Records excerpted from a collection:
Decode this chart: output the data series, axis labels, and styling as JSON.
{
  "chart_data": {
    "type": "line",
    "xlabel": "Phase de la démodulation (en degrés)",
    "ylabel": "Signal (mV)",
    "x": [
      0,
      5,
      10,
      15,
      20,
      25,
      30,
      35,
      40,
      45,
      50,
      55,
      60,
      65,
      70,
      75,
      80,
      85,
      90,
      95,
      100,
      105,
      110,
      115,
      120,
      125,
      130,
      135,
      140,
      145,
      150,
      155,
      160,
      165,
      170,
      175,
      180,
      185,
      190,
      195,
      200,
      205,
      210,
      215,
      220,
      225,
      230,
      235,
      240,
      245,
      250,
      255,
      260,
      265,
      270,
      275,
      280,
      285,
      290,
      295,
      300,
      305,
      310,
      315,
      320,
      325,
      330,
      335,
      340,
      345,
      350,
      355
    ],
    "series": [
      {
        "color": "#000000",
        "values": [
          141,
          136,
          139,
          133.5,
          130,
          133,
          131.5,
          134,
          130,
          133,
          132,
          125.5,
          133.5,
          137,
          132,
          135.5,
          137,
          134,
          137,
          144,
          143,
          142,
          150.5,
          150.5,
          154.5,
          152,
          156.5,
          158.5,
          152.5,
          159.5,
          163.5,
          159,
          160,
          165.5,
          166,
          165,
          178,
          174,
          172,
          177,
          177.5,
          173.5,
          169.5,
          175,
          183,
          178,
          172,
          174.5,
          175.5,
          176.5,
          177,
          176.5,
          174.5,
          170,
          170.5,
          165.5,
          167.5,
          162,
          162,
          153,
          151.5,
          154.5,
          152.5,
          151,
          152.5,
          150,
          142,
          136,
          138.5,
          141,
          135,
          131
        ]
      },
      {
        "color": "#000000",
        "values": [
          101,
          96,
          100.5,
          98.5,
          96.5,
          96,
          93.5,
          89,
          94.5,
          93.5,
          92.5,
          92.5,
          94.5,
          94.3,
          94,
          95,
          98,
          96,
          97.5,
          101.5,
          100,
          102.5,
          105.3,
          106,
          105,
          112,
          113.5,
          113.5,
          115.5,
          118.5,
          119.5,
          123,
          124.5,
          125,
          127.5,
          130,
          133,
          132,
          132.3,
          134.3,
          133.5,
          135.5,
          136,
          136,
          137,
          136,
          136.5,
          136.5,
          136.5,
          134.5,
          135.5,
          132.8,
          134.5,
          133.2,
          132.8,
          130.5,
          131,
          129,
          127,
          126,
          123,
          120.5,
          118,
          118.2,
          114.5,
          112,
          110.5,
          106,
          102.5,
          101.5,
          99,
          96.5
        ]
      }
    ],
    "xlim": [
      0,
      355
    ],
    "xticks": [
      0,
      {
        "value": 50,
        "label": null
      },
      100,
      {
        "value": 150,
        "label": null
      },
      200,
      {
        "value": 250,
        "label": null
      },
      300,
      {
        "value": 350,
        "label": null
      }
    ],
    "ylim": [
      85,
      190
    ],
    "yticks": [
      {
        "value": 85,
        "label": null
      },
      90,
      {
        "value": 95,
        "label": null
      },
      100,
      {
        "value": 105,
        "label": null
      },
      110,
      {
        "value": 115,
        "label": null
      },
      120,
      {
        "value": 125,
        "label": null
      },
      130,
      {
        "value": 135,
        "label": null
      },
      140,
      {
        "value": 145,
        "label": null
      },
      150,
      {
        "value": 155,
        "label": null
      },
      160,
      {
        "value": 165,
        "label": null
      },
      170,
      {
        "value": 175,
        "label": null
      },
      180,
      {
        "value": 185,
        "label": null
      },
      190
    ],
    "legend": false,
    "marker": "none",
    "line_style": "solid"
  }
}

### TASK:
Word for word, extract all the records.

### EXERCISE ANSWER:
Decode this chart: output the data series, axis labels, and styling as JSON.
{
  "chart_data": {
    "type": "line",
    "xlabel": "Phase de la démodulation (en degrés)",
    "ylabel": "Signal (mV)",
    "x": [
      0,
      5,
      10,
      15,
      20,
      25,
      30,
      35,
      40,
      45,
      50,
      55,
      60,
      65,
      70,
      75,
      80,
      85,
      90,
      95,
      100,
      105,
      110,
      115,
      120,
      125,
      130,
      135,
      140,
      145,
      150,
      155,
      160,
      165,
      170,
      175,
      180,
      185,
      190,
      195,
      200,
      205,
      210,
      215,
      220,
      225,
      230,
      235,
      240,
      245,
      250,
      255,
      260,
      265,
      270,
      275,
      280,
      285,
      290,
      295,
      300,
      305,
      310,
      315,
      320,
      325,
      330,
      335,
      340,
      345,
      350,
      355
    ],
    "series": [
      {
        "color": "#000000",
        "values": [
          141,
          136,
          139,
          133.5,
          130,
          133,
          131.5,
          134,
          130,
          133,
          132,
          125.5,
          133.5,
          137,
          132,
          135.5,
          137,
          134,
          137,
          144,
          143,
          142,
          150.5,
          150.5,
          154.5,
          152,
          156.5,
          158.5,
          152.5,
          159.5,
          163.5,
          159,
          160,
          165.5,
          166,
          165,
          178,
          174,
          172,
          177,
          177.5,
          173.5,
          169.5,
          175,
          183,
          178,
          172,
          174.5,
          175.5,
          176.5,
          177,
          176.5,
          174.5,
          170,
          170.5,
          165.5,
          167.5,
          162,
          162,
          153,
          151.5,
          154.5,
          152.5,
          151,
          152.5,
          150,
          142,
          136,
          138.5,
          141,
          135,
          131
        ]
      },
      {
        "color": "#000000",
        "values": [
          101,
          96,
          100.5,
          98.5,
          96.5,
          96,
          93.5,
          89,
          94.5,
          93.5,
          92.5,
          92.5,
          94.5,
          94.3,
          94,
          95,
          98,
          96,
          97.5,
          101.5,
          100,
          102.5,
          105.3,
          106,
          105,
          112,
          113.5,
          113.5,
          115.5,
          118.5,
          119.5,
          123,
          124.5,
          125,
          127.5,
          130,
          133,
          132,
          132.3,
          134.3,
          133.5,
          135.5,
          136,
          136,
          137,
          136,
          136.5,
          136.5,
          136.5,
          134.5,
          135.5,
          132.8,
          134.5,
          133.2,
          132.8,
          130.5,
          131,
          129,
          127,
          126,
          123,
          120.5,
          118,
          118.2,
          114.5,
          112,
          110.5,
          106,
          102.5,
          101.5,
          99,
          96.5
        ]
      }
    ],
    "xlim": [
      0,
      355
    ],
    "xticks": [
      0,
      {
        "value": 50,
        "label": null
      },
      100,
      {
        "value": 150,
        "label": null
      },
      200,
      {
        "value": 250,
        "label": null
      },
      300,
      {
        "value": 350,
        "label": null
      }
    ],
    "ylim": [
      85,
      190
    ],
    "yticks": [
      {
        "value": 85,
        "label": null
      },
      90,
      {
        "value": 95,
        "label": null
      },
      100,
      {
        "value": 105,
        "label": null
      },
      110,
      {
        "value": 115,
        "label": null
      },
      120,
      {
        "value": 125,
        "label": null
      },
      130,
      {
        "value": 135,
        "label": null
      },
      140,
      {
        "value": 145,
        "label": null
      },
      150,
      {
        "value": 155,
        "label": null
      },
      160,
      {
        "value": 165,
        "label": null
      },
      170,
      {
        "value": 175,
        "label": null
      },
      180,
      {
        "value": 185,
        "label": null
      },
      190
    ],
    "legend": false,
    "marker": "none",
    "line_style": "solid"
  }
}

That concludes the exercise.